GIVEN PROBLEM » Set down each record exactly as written.

DATA SHOWN »
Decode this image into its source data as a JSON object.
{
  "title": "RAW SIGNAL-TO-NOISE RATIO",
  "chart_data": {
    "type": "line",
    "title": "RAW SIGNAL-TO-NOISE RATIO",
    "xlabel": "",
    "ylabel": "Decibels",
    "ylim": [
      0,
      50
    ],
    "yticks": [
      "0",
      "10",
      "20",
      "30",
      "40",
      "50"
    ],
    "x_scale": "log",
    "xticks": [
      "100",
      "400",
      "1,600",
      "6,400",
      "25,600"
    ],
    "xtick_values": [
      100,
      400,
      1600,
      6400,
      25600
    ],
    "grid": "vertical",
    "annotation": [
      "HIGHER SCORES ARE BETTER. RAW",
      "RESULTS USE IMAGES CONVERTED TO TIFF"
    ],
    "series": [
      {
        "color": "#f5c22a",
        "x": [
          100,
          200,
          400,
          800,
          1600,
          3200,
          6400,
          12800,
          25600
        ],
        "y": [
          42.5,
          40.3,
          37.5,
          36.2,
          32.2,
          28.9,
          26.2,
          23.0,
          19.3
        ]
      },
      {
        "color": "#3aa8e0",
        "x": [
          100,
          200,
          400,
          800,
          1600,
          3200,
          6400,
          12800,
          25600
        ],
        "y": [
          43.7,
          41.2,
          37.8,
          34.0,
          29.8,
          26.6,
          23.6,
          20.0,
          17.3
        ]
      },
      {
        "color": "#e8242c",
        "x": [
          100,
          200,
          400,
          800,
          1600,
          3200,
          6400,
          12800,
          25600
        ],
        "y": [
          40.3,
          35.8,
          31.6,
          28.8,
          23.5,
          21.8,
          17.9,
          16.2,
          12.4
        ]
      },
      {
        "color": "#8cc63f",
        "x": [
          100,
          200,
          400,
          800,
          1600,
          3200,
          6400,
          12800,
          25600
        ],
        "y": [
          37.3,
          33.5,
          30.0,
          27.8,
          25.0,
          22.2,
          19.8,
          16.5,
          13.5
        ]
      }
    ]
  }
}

TASK ANSWER »
Decode this image into its source data as a JSON object.
{
  "title": "RAW SIGNAL-TO-NOISE RATIO",
  "chart_data": {
    "type": "line",
    "title": "RAW SIGNAL-TO-NOISE RATIO",
    "xlabel": "",
    "ylabel": "Decibels",
    "ylim": [
      0,
      50
    ],
    "yticks": [
      "0",
      "10",
      "20",
      "30",
      "40",
      "50"
    ],
    "x_scale": "log",
    "xticks": [
      "100",
      "400",
      "1,600",
      "6,400",
      "25,600"
    ],
    "xtick_values": [
      100,
      400,
      1600,
      6400,
      25600
    ],
    "grid": "vertical",
    "annotation": [
      "HIGHER SCORES ARE BETTER. RAW",
      "RESULTS USE IMAGES CONVERTED TO TIFF"
    ],
    "series": [
      {
        "color": "#f5c22a",
        "x": [
          100,
          200,
          400,
          800,
          1600,
          3200,
          6400,
          12800,
          25600
        ],
        "y": [
          42.5,
          40.3,
          37.5,
          36.2,
          32.2,
          28.9,
          26.2,
          23.0,
          19.3
        ]
      },
      {
        "color": "#3aa8e0",
        "x": [
          100,
          200,
          400,
          800,
          1600,
          3200,
          6400,
          12800,
          25600
        ],
        "y": [
          43.7,
          41.2,
          37.8,
          34.0,
          29.8,
          26.6,
          23.6,
          20.0,
          17.3
        ]
      },
      {
        "color": "#e8242c",
        "x": [
          100,
          200,
          400,
          800,
          1600,
          3200,
          6400,
          12800,
          25600
        ],
        "y": [
          40.3,
          35.8,
          31.6,
          28.8,
          23.5,
          21.8,
          17.9,
          16.2,
          12.4
        ]
      },
      {
        "color": "#8cc63f",
        "x": [
          100,
          200,
          400,
          800,
          1600,
          3200,
          6400,
          12800,
          25600
        ],
        "y": [
          37.3,
          33.5,
          30.0,
          27.8,
          25.0,
          22.2,
          19.8,
          16.5,
          13.5
        ]
      }
    ]
  }
}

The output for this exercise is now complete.